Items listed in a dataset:
+--
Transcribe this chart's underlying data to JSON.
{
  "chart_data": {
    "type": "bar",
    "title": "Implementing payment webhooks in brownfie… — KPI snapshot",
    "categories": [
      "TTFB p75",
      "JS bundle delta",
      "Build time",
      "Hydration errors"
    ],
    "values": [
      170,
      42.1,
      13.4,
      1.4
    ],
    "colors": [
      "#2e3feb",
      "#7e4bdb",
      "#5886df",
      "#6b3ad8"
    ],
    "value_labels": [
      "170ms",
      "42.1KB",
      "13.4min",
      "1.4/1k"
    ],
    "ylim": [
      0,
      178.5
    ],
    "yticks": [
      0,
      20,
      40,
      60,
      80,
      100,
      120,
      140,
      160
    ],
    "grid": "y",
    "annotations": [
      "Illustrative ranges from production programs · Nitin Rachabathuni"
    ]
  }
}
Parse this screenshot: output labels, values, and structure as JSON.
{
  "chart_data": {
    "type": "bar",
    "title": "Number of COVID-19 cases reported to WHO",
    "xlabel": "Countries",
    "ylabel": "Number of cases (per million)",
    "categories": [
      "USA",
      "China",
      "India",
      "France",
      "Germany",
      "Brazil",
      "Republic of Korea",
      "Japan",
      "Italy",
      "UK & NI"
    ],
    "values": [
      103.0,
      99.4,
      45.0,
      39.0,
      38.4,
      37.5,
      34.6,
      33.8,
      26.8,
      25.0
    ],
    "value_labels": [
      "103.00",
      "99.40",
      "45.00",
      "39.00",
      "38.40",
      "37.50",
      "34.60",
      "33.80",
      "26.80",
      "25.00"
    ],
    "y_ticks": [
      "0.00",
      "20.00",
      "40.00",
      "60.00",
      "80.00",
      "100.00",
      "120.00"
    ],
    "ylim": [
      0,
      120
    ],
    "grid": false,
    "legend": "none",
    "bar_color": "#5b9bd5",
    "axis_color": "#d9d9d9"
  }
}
+--
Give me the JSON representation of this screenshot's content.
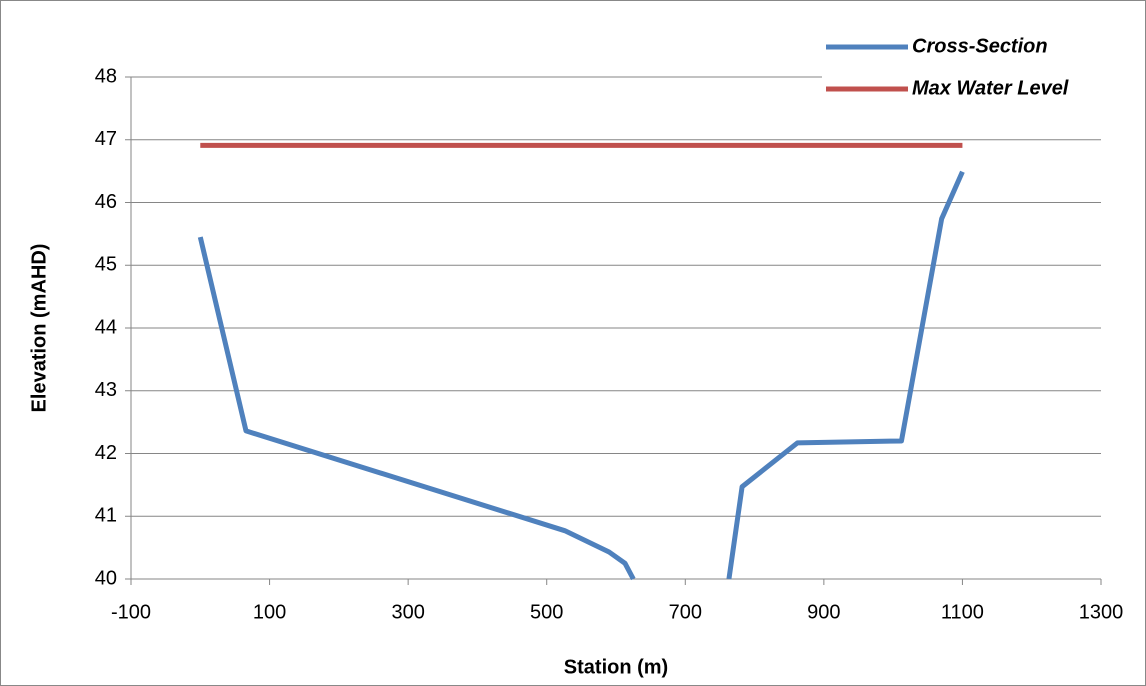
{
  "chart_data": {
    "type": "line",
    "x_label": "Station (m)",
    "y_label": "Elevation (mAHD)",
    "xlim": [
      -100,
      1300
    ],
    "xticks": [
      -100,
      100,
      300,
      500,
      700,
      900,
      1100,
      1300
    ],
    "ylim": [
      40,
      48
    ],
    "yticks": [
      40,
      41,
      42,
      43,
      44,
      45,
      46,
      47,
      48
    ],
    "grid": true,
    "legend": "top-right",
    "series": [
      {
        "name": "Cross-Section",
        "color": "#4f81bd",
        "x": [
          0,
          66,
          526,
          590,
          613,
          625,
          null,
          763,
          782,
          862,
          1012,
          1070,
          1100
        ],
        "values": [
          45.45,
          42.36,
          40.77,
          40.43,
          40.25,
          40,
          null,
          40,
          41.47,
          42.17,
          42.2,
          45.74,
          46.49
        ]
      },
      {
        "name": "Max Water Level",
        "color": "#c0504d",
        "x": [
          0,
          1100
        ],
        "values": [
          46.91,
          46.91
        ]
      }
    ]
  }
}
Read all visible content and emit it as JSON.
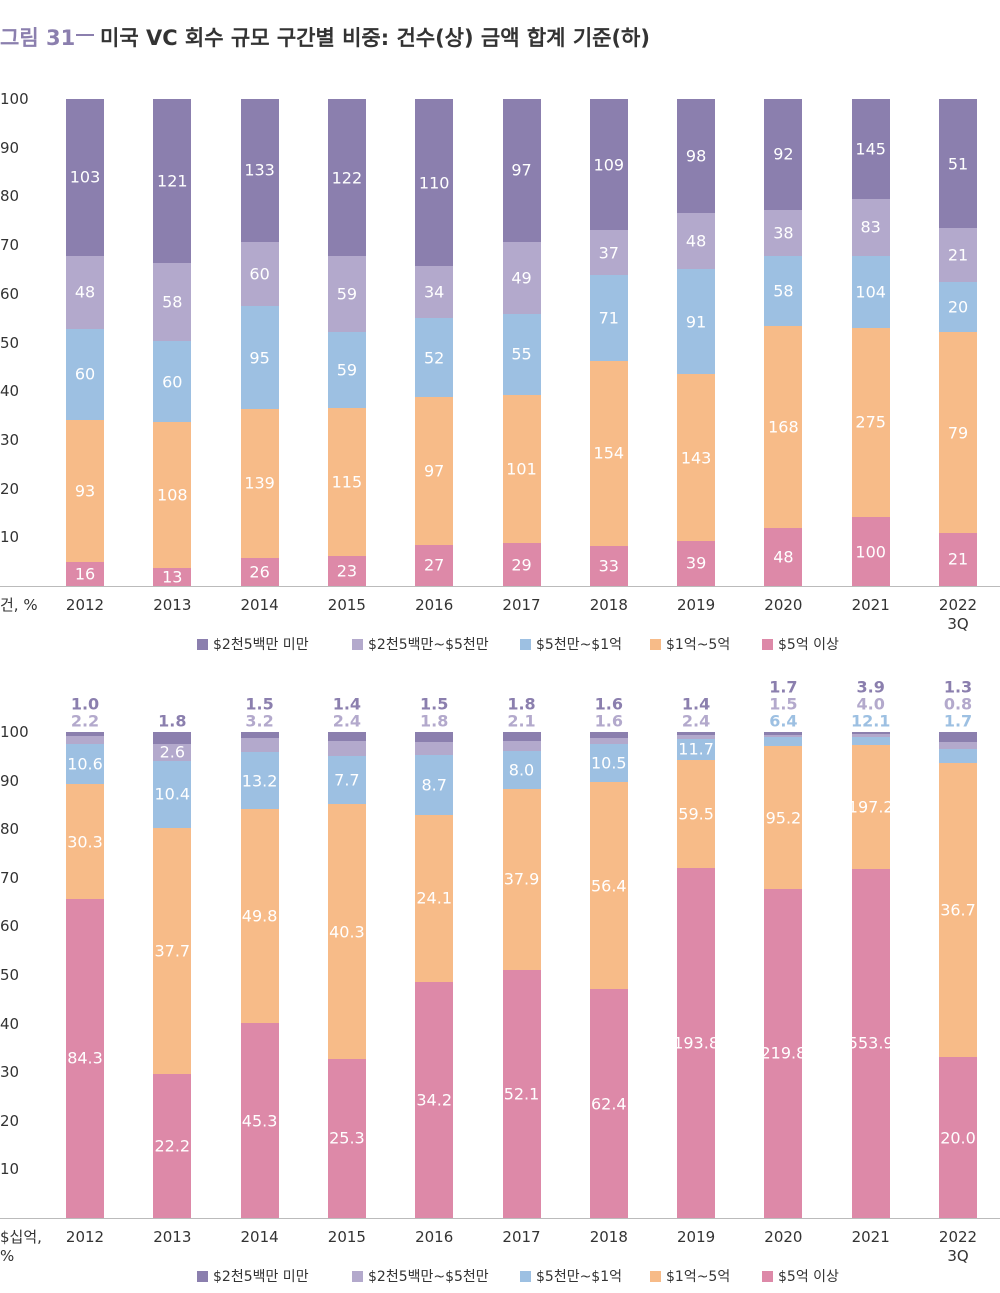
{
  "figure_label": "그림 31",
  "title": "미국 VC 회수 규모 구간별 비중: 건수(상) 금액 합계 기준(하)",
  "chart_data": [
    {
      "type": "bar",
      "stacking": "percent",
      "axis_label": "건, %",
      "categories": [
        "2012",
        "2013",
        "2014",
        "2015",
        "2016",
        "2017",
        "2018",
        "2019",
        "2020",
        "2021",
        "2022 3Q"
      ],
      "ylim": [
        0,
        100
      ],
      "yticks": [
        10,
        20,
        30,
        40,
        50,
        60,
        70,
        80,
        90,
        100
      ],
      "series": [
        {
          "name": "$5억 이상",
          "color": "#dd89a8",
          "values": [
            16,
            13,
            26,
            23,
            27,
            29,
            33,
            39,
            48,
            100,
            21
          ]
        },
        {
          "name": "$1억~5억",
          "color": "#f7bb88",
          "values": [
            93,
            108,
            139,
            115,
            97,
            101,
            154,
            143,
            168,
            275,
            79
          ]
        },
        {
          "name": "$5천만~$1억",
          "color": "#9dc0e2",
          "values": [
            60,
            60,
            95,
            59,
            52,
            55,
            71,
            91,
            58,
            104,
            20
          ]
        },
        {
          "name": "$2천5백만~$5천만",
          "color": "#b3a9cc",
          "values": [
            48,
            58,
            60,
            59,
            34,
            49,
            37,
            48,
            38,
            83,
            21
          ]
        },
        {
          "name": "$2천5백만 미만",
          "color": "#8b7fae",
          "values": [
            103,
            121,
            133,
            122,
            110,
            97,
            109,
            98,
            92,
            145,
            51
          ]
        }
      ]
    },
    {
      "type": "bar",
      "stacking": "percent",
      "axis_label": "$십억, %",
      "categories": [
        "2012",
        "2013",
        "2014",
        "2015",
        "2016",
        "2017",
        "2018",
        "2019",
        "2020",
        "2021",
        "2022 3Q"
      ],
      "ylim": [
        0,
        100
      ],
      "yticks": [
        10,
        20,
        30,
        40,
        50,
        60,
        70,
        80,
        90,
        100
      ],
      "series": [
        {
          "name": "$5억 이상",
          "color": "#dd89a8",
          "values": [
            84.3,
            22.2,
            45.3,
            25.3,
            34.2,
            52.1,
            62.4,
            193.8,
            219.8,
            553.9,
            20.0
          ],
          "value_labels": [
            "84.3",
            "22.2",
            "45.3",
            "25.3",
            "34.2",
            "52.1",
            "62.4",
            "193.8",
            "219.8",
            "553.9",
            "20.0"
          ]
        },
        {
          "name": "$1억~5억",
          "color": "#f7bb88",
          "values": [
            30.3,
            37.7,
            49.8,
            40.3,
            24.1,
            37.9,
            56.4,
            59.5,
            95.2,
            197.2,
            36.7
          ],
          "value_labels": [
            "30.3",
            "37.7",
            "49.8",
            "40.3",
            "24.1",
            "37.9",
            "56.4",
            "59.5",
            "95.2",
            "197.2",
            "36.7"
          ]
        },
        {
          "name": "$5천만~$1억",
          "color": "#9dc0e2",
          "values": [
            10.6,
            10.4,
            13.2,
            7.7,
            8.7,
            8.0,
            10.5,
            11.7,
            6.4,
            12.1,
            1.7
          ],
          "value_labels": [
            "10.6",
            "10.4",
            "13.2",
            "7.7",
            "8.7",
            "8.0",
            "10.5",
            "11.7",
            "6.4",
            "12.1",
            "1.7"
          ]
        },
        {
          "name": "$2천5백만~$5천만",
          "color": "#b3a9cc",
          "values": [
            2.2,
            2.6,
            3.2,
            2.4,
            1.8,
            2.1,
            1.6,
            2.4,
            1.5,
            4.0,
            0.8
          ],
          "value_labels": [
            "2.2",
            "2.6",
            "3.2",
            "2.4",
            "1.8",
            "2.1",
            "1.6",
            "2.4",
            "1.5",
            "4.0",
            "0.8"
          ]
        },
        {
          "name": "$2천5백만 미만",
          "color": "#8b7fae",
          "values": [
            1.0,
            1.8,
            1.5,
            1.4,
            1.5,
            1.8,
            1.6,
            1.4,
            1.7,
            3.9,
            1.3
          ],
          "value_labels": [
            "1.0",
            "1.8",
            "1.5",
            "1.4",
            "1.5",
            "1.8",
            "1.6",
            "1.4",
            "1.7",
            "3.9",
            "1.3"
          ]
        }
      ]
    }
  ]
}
+--
* **Aim of the task**: Only the number is wanted: how many lines in the preceding entries hold the string "cases"?

* **The answer**: 2